## SET TASK
Find every line with the word "transferred" and give their count, nothing else.

## INPUT ROWS
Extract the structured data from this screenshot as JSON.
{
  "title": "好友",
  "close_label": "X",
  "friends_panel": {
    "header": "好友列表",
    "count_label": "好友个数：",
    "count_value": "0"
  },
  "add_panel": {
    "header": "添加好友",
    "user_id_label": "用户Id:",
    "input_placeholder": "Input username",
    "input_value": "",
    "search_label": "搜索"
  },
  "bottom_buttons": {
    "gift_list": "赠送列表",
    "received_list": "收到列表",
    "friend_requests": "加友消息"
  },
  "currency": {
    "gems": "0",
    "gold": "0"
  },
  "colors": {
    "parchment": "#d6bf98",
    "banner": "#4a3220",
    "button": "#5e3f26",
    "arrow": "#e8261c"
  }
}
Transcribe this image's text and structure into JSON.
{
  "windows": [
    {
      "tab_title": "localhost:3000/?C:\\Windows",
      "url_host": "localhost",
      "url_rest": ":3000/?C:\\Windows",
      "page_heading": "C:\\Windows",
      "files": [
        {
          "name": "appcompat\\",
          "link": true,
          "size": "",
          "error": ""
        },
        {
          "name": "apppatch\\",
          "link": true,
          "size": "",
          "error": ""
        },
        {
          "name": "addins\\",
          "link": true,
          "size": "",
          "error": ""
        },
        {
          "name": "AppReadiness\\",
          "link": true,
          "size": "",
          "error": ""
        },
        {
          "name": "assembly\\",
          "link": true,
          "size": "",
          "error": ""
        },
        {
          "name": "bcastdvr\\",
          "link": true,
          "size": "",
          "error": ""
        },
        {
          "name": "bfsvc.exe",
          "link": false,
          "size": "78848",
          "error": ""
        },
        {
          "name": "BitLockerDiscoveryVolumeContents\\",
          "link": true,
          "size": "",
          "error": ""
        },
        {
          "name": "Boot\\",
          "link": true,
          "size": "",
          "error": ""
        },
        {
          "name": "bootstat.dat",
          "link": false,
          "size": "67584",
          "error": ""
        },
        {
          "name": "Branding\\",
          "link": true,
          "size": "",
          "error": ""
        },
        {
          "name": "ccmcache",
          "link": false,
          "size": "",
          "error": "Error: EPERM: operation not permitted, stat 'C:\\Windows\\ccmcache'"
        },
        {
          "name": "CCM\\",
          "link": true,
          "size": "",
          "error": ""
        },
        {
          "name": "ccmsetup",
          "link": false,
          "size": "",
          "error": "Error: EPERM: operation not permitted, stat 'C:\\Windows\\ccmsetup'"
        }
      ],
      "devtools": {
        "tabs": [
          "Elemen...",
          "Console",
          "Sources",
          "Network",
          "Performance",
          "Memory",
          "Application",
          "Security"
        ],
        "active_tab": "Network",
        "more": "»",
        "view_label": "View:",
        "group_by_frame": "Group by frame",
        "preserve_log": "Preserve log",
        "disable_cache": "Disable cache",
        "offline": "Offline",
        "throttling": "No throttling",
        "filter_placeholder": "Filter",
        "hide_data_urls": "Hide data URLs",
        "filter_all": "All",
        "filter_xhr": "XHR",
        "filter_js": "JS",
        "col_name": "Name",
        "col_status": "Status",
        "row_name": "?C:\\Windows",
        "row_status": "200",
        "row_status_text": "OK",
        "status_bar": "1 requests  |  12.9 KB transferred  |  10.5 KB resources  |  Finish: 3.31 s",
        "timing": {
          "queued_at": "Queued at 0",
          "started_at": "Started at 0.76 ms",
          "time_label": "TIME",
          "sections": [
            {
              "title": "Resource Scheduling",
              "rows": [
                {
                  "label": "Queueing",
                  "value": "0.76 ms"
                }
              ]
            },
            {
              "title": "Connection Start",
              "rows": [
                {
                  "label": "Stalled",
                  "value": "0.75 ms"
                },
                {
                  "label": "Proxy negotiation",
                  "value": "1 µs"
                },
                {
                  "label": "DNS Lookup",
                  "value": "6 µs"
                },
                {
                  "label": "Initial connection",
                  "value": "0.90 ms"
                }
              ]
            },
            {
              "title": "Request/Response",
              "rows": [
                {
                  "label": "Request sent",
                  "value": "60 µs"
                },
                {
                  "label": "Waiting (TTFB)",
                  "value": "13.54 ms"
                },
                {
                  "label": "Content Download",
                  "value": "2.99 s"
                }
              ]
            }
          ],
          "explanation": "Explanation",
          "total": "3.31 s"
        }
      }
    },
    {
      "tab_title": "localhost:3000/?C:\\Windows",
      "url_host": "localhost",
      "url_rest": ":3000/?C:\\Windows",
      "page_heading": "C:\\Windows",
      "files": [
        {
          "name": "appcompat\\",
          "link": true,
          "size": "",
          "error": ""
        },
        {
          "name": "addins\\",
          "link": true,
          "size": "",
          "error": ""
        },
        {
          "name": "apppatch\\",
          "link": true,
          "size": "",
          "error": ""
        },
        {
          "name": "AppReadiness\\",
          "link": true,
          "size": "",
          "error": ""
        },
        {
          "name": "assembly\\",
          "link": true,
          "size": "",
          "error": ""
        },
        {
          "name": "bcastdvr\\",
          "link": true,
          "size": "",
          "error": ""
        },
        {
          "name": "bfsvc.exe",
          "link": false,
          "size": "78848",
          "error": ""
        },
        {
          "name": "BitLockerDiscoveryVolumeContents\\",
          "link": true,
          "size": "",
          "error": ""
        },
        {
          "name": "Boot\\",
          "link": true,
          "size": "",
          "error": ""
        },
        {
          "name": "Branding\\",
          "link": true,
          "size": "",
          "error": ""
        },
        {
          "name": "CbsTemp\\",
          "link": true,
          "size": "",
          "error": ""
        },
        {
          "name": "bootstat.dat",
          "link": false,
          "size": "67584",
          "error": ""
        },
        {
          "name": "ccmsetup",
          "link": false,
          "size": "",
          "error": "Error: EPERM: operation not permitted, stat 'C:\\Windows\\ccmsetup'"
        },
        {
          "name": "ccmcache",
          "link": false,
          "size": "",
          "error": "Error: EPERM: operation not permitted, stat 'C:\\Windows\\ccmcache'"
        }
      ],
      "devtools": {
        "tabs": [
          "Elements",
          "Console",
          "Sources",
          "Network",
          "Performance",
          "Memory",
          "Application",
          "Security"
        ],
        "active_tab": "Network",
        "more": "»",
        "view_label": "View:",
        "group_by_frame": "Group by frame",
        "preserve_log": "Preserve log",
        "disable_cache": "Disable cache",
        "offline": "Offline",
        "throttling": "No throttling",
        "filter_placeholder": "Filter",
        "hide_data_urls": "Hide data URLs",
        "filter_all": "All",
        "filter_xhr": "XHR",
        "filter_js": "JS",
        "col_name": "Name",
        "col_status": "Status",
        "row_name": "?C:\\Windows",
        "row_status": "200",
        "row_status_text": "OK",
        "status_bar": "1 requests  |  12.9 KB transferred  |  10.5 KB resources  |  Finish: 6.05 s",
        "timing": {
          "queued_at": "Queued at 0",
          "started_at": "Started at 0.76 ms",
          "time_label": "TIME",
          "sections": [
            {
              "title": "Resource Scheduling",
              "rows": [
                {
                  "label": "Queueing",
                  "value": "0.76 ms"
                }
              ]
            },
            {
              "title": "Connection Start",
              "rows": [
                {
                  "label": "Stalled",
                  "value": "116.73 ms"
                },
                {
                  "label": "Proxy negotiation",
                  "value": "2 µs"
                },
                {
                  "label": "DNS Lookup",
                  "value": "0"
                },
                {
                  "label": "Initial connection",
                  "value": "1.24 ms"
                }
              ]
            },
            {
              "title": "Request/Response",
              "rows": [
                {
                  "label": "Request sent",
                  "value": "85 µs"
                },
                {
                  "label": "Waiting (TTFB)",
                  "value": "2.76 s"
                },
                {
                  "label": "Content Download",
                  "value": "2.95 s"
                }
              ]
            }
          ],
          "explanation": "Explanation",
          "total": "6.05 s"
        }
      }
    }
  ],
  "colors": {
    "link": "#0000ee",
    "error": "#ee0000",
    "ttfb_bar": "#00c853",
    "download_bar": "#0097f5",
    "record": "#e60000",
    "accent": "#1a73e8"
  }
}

## EXERCISE OUTPUT
2